The task =
Treat the line containing "Transcribe this image's" as the first line and the final line of the material below as the last; reproduce that range exactly.

---------- Exercise data

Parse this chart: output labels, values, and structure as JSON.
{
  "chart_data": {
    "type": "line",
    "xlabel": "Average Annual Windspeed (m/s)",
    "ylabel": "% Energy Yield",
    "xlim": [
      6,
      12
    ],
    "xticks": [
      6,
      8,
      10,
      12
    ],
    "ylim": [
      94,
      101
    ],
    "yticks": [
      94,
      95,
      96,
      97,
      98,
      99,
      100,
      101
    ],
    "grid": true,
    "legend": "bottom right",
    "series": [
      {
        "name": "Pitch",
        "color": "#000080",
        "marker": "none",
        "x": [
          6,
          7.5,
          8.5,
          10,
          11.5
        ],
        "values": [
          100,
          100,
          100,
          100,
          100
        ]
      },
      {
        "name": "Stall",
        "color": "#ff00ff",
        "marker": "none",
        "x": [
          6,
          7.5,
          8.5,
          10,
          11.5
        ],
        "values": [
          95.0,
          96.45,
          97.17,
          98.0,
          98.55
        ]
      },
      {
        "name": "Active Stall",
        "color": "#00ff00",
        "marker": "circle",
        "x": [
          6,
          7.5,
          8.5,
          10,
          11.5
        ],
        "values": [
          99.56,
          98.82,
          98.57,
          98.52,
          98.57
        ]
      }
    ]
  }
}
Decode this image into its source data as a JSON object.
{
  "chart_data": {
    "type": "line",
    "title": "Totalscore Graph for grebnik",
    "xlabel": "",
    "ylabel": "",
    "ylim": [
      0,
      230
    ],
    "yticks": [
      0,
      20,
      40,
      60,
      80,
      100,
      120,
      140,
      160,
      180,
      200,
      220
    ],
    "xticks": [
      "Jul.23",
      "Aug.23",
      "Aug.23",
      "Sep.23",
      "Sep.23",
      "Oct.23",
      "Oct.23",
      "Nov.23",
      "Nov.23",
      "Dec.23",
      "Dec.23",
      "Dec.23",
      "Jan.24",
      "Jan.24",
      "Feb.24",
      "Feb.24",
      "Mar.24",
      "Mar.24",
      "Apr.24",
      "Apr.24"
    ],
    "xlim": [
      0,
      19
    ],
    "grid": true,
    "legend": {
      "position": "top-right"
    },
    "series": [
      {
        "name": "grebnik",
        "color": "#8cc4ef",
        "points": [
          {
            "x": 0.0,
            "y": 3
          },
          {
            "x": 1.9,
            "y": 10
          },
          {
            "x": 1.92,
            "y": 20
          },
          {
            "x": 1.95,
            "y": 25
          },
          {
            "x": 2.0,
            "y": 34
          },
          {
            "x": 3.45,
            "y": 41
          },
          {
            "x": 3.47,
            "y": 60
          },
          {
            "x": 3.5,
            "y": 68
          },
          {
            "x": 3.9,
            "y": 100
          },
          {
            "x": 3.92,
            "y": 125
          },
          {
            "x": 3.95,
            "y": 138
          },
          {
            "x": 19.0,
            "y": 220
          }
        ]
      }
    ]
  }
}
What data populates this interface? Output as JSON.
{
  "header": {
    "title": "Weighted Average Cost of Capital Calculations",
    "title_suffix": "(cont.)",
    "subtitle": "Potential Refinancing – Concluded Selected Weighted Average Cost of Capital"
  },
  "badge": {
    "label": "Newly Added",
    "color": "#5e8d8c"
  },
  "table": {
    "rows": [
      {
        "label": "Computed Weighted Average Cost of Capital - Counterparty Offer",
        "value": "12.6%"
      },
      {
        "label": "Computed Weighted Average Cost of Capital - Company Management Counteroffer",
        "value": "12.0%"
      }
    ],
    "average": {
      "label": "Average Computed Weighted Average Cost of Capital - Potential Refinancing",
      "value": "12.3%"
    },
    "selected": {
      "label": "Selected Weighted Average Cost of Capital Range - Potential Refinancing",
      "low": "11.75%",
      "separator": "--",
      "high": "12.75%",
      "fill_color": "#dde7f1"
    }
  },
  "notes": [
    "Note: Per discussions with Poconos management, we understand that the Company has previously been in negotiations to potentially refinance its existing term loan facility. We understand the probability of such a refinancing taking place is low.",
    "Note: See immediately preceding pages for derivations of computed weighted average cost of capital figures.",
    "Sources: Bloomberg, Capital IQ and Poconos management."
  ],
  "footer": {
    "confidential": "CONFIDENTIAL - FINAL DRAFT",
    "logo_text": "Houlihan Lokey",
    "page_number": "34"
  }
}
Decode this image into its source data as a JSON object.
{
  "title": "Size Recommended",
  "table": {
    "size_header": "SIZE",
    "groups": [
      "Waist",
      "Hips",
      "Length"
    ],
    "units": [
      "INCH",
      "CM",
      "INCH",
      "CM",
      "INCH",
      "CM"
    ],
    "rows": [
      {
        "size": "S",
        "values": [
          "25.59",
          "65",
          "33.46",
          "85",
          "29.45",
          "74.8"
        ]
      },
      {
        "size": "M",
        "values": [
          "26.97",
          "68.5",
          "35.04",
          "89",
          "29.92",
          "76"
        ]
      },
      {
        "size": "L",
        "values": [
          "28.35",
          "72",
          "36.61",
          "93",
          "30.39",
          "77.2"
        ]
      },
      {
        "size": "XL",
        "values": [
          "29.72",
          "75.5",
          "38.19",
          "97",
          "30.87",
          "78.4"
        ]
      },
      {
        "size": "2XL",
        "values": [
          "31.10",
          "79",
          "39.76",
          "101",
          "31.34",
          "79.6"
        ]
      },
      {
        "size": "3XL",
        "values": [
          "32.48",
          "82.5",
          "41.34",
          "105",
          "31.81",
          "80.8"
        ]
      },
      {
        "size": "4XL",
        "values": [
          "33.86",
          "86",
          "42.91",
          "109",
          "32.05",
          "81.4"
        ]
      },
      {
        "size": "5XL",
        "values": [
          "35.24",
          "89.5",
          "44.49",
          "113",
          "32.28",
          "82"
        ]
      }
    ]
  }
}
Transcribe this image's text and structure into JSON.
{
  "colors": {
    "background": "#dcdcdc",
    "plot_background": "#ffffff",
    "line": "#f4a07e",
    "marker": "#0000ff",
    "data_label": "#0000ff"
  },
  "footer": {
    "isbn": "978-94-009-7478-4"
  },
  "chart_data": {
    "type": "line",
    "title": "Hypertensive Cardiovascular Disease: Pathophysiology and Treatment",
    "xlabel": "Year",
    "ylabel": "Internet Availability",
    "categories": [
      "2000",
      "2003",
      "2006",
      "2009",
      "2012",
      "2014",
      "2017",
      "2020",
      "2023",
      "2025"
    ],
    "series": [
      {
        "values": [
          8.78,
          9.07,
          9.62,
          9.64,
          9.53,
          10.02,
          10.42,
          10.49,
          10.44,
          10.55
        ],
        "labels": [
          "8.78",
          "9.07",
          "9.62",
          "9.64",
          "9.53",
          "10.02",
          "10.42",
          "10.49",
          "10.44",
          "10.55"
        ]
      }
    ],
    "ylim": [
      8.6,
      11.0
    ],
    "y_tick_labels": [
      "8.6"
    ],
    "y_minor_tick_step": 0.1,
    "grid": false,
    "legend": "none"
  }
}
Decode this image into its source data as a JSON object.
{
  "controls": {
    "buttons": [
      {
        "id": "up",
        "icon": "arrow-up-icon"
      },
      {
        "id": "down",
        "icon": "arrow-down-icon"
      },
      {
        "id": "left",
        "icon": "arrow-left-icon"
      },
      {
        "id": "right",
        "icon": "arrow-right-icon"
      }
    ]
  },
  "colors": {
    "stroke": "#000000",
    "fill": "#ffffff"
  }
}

--------------------

Response =
Transcribe this image's text and structure into JSON.
{
  "colors": {
    "background": "#dcdcdc",
    "plot_background": "#ffffff",
    "line": "#f4a07e",
    "marker": "#0000ff",
    "data_label": "#0000ff"
  },
  "footer": {
    "isbn": "978-94-009-7478-4"
  },
  "chart_data": {
    "type": "line",
    "title": "Hypertensive Cardiovascular Disease: Pathophysiology and Treatment",
    "xlabel": "Year",
    "ylabel": "Internet Availability",
    "categories": [
      "2000",
      "2003",
      "2006",
      "2009",
      "2012",
      "2014",
      "2017",
      "2020",
      "2023",
      "2025"
    ],
    "series": [
      {
        "values": [
          8.78,
          9.07,
          9.62,
          9.64,
          9.53,
          10.02,
          10.42,
          10.49,
          10.44,
          10.55
        ],
        "labels": [
          "8.78",
          "9.07",
          "9.62",
          "9.64",
          "9.53",
          "10.02",
          "10.42",
          "10.49",
          "10.44",
          "10.55"
        ]
      }
    ],
    "ylim": [
      8.6,
      11.0
    ],
    "y_tick_labels": [
      "8.6"
    ],
    "y_minor_tick_step": 0.1,
    "grid": false,
    "legend": "none"
  }
}
Decode this image into its source data as a JSON object.
{
  "controls": {
    "buttons": [
      {
        "id": "up",
        "icon": "arrow-up-icon"
      },
      {
        "id": "down",
        "icon": "arrow-down-icon"
      },
      {
        "id": "left",
        "icon": "arrow-left-icon"
      },
      {
        "id": "right",
        "icon": "arrow-right-icon"
      }
    ]
  },
  "colors": {
    "stroke": "#000000",
    "fill": "#ffffff"
  }
}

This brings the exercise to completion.